### DATA EXCERPTS
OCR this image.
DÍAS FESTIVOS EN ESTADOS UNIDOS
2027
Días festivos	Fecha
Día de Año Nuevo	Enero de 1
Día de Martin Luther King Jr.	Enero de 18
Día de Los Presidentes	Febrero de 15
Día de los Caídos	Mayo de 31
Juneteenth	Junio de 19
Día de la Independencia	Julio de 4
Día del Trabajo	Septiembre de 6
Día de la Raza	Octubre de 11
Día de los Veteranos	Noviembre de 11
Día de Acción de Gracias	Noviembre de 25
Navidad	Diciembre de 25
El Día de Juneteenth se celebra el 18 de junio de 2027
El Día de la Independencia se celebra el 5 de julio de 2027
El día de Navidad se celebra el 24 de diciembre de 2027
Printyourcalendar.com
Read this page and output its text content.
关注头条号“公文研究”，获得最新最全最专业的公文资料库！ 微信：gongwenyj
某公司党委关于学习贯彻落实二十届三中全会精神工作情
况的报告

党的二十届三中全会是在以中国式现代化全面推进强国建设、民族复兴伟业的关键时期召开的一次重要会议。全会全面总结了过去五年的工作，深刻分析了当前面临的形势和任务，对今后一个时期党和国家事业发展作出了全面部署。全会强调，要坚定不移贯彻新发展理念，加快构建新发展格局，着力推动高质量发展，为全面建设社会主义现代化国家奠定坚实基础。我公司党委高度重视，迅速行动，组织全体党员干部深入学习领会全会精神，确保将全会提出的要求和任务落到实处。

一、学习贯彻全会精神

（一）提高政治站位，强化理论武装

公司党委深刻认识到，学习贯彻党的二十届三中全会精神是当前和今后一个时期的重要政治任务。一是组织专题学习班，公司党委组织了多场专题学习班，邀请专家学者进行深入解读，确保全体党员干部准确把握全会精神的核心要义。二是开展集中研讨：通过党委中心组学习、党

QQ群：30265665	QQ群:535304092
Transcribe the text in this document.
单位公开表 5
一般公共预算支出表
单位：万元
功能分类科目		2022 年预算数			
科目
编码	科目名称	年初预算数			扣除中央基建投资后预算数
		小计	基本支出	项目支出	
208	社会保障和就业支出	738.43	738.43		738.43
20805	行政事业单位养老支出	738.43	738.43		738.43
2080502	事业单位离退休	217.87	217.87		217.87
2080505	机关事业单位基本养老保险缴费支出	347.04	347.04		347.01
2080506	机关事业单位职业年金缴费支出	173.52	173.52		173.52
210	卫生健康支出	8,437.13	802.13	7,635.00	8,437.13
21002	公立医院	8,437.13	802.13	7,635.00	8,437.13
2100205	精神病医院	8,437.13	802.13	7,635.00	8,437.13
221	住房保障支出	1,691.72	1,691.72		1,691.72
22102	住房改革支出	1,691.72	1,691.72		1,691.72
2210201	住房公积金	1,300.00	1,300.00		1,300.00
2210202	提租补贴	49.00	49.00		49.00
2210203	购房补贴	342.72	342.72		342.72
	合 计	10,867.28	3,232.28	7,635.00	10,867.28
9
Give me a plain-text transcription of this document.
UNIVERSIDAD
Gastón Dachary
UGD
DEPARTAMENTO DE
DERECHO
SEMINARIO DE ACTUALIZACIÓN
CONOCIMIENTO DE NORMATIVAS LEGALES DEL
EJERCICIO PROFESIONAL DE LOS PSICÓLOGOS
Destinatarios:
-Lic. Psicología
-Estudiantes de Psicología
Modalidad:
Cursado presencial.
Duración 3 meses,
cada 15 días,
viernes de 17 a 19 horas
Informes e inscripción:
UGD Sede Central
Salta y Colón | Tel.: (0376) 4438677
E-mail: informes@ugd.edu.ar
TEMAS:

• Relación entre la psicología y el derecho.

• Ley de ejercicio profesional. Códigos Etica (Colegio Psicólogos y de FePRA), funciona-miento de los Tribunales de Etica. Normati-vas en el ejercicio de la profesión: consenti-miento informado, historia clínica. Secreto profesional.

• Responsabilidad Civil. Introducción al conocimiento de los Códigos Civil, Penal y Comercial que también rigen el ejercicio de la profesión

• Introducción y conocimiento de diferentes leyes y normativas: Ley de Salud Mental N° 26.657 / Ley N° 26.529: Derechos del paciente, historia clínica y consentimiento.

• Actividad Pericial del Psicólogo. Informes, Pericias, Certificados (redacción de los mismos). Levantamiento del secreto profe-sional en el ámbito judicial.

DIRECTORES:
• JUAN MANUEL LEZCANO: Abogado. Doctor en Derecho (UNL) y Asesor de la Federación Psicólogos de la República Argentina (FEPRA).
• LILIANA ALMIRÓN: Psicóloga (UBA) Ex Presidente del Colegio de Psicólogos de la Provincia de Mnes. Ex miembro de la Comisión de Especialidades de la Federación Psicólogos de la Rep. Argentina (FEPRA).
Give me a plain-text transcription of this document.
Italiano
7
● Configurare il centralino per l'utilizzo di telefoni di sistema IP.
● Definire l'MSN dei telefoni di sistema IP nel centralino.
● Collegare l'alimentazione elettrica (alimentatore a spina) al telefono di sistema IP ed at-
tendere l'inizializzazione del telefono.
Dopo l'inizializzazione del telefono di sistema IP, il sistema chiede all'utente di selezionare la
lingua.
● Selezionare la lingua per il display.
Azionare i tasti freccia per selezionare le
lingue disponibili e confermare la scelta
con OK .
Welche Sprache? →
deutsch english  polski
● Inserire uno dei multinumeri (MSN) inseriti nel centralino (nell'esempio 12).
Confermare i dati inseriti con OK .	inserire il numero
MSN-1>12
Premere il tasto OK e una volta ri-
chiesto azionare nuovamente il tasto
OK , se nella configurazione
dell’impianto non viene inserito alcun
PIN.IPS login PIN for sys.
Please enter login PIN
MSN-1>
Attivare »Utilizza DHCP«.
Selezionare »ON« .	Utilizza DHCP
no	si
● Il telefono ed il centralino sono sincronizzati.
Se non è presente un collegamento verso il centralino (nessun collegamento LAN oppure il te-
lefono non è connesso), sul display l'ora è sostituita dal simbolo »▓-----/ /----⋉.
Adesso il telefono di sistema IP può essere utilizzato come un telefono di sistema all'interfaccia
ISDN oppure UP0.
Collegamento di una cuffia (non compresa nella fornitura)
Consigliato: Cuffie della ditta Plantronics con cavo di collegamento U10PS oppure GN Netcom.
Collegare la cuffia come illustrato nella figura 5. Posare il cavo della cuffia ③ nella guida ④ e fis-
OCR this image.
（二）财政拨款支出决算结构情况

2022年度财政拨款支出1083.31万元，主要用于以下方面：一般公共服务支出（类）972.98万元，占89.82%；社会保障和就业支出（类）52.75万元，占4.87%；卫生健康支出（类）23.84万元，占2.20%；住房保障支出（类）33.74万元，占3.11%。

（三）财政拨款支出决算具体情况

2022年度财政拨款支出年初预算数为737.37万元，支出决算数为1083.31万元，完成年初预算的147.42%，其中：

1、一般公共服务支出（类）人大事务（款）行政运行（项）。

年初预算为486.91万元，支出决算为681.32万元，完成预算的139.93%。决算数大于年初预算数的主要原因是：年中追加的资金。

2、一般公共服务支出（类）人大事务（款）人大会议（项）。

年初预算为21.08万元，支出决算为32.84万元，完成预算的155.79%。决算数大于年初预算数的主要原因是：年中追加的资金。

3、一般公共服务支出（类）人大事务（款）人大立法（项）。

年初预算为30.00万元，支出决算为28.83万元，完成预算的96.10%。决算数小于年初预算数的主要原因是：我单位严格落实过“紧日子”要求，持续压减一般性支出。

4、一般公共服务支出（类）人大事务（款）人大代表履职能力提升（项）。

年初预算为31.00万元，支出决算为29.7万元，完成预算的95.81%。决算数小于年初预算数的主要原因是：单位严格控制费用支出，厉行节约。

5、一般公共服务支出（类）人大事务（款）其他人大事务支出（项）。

### EXERCISE PROMPT
Give back all the records exactly as they stand.

### THE SOLUTION
OCR this image.
DÍAS FESTIVOS EN ESTADOS UNIDOS
2027
Días festivos	Fecha
Día de Año Nuevo	Enero de 1
Día de Martin Luther King Jr.	Enero de 18
Día de Los Presidentes	Febrero de 15
Día de los Caídos	Mayo de 31
Juneteenth	Junio de 19
Día de la Independencia	Julio de 4
Día del Trabajo	Septiembre de 6
Día de la Raza	Octubre de 11
Día de los Veteranos	Noviembre de 11
Día de Acción de Gracias	Noviembre de 25
Navidad	Diciembre de 25
El Día de Juneteenth se celebra el 18 de junio de 2027
El Día de la Independencia se celebra el 5 de julio de 2027
El día de Navidad se celebra el 24 de diciembre de 2027
Printyourcalendar.com
Read this page and output its text content.
关注头条号“公文研究”，获得最新最全最专业的公文资料库！ 微信：gongwenyj
某公司党委关于学习贯彻落实二十届三中全会精神工作情
况的报告

党的二十届三中全会是在以中国式现代化全面推进强国建设、民族复兴伟业的关键时期召开的一次重要会议。全会全面总结了过去五年的工作，深刻分析了当前面临的形势和任务，对今后一个时期党和国家事业发展作出了全面部署。全会强调，要坚定不移贯彻新发展理念，加快构建新发展格局，着力推动高质量发展，为全面建设社会主义现代化国家奠定坚实基础。我公司党委高度重视，迅速行动，组织全体党员干部深入学习领会全会精神，确保将全会提出的要求和任务落到实处。

一、学习贯彻全会精神

（一）提高政治站位，强化理论武装

公司党委深刻认识到，学习贯彻党的二十届三中全会精神是当前和今后一个时期的重要政治任务。一是组织专题学习班，公司党委组织了多场专题学习班，邀请专家学者进行深入解读，确保全体党员干部准确把握全会精神的核心要义。二是开展集中研讨：通过党委中心组学习、党

QQ群：30265665	QQ群:535304092
Transcribe the text in this document.
单位公开表 5
一般公共预算支出表
单位：万元
功能分类科目		2022 年预算数			
科目
编码	科目名称	年初预算数			扣除中央基建投资后预算数
		小计	基本支出	项目支出	
208	社会保障和就业支出	738.43	738.43		738.43
20805	行政事业单位养老支出	738.43	738.43		738.43
2080502	事业单位离退休	217.87	217.87		217.87
2080505	机关事业单位基本养老保险缴费支出	347.04	347.04		347.01
2080506	机关事业单位职业年金缴费支出	173.52	173.52		173.52
210	卫生健康支出	8,437.13	802.13	7,635.00	8,437.13
21002	公立医院	8,437.13	802.13	7,635.00	8,437.13
2100205	精神病医院	8,437.13	802.13	7,635.00	8,437.13
221	住房保障支出	1,691.72	1,691.72		1,691.72
22102	住房改革支出	1,691.72	1,691.72		1,691.72
2210201	住房公积金	1,300.00	1,300.00		1,300.00
2210202	提租补贴	49.00	49.00		49.00
2210203	购房补贴	342.72	342.72		342.72
	合 计	10,867.28	3,232.28	7,635.00	10,867.28
9
Give me a plain-text transcription of this document.
UNIVERSIDAD
Gastón Dachary
UGD
DEPARTAMENTO DE
DERECHO
SEMINARIO DE ACTUALIZACIÓN
CONOCIMIENTO DE NORMATIVAS LEGALES DEL
EJERCICIO PROFESIONAL DE LOS PSICÓLOGOS
Destinatarios:
-Lic. Psicología
-Estudiantes de Psicología
Modalidad:
Cursado presencial.
Duración 3 meses,
cada 15 días,
viernes de 17 a 19 horas
Informes e inscripción:
UGD Sede Central
Salta y Colón | Tel.: (0376) 4438677
E-mail: informes@ugd.edu.ar
TEMAS:

• Relación entre la psicología y el derecho.

• Ley de ejercicio profesional. Códigos Etica (Colegio Psicólogos y de FePRA), funciona-miento de los Tribunales de Etica. Normati-vas en el ejercicio de la profesión: consenti-miento informado, historia clínica. Secreto profesional.

• Responsabilidad Civil. Introducción al conocimiento de los Códigos Civil, Penal y Comercial que también rigen el ejercicio de la profesión

• Introducción y conocimiento de diferentes leyes y normativas: Ley de Salud Mental N° 26.657 / Ley N° 26.529: Derechos del paciente, historia clínica y consentimiento.

• Actividad Pericial del Psicólogo. Informes, Pericias, Certificados (redacción de los mismos). Levantamiento del secreto profe-sional en el ámbito judicial.

DIRECTORES:
• JUAN MANUEL LEZCANO: Abogado. Doctor en Derecho (UNL) y Asesor de la Federación Psicólogos de la República Argentina (FEPRA).
• LILIANA ALMIRÓN: Psicóloga (UBA) Ex Presidente del Colegio de Psicólogos de la Provincia de Mnes. Ex miembro de la Comisión de Especialidades de la Federación Psicólogos de la Rep. Argentina (FEPRA).
Give me a plain-text transcription of this document.
Italiano
7
● Configurare il centralino per l'utilizzo di telefoni di sistema IP.
● Definire l'MSN dei telefoni di sistema IP nel centralino.
● Collegare l'alimentazione elettrica (alimentatore a spina) al telefono di sistema IP ed at-
tendere l'inizializzazione del telefono.
Dopo l'inizializzazione del telefono di sistema IP, il sistema chiede all'utente di selezionare la
lingua.
● Selezionare la lingua per il display.
Azionare i tasti freccia per selezionare le
lingue disponibili e confermare la scelta
con OK .
Welche Sprache? →
deutsch english  polski
● Inserire uno dei multinumeri (MSN) inseriti nel centralino (nell'esempio 12).
Confermare i dati inseriti con OK .	inserire il numero
MSN-1>12
Premere il tasto OK e una volta ri-
chiesto azionare nuovamente il tasto
OK , se nella configurazione
dell’impianto non viene inserito alcun
PIN.IPS login PIN for sys.
Please enter login PIN
MSN-1>
Attivare »Utilizza DHCP«.
Selezionare »ON« .	Utilizza DHCP
no	si
● Il telefono ed il centralino sono sincronizzati.
Se non è presente un collegamento verso il centralino (nessun collegamento LAN oppure il te-
lefono non è connesso), sul display l'ora è sostituita dal simbolo »▓-----/ /----⋉.
Adesso il telefono di sistema IP può essere utilizzato come un telefono di sistema all'interfaccia
ISDN oppure UP0.
Collegamento di una cuffia (non compresa nella fornitura)
Consigliato: Cuffie della ditta Plantronics con cavo di collegamento U10PS oppure GN Netcom.
Collegare la cuffia come illustrato nella figura 5. Posare il cavo della cuffia ③ nella guida ④ e fis-
OCR this image.
（二）财政拨款支出决算结构情况

2022年度财政拨款支出1083.31万元，主要用于以下方面：一般公共服务支出（类）972.98万元，占89.82%；社会保障和就业支出（类）52.75万元，占4.87%；卫生健康支出（类）23.84万元，占2.20%；住房保障支出（类）33.74万元，占3.11%。

（三）财政拨款支出决算具体情况

2022年度财政拨款支出年初预算数为737.37万元，支出决算数为1083.31万元，完成年初预算的147.42%，其中：

1、一般公共服务支出（类）人大事务（款）行政运行（项）。

年初预算为486.91万元，支出决算为681.32万元，完成预算的139.93%。决算数大于年初预算数的主要原因是：年中追加的资金。

2、一般公共服务支出（类）人大事务（款）人大会议（项）。

年初预算为21.08万元，支出决算为32.84万元，完成预算的155.79%。决算数大于年初预算数的主要原因是：年中追加的资金。

3、一般公共服务支出（类）人大事务（款）人大立法（项）。

年初预算为30.00万元，支出决算为28.83万元，完成预算的96.10%。决算数小于年初预算数的主要原因是：我单位严格落实过“紧日子”要求，持续压减一般性支出。

4、一般公共服务支出（类）人大事务（款）人大代表履职能力提升（项）。

年初预算为31.00万元，支出决算为29.7万元，完成预算的95.81%。决算数小于年初预算数的主要原因是：单位严格控制费用支出，厉行节约。

5、一般公共服务支出（类）人大事务（款）其他人大事务支出（项）。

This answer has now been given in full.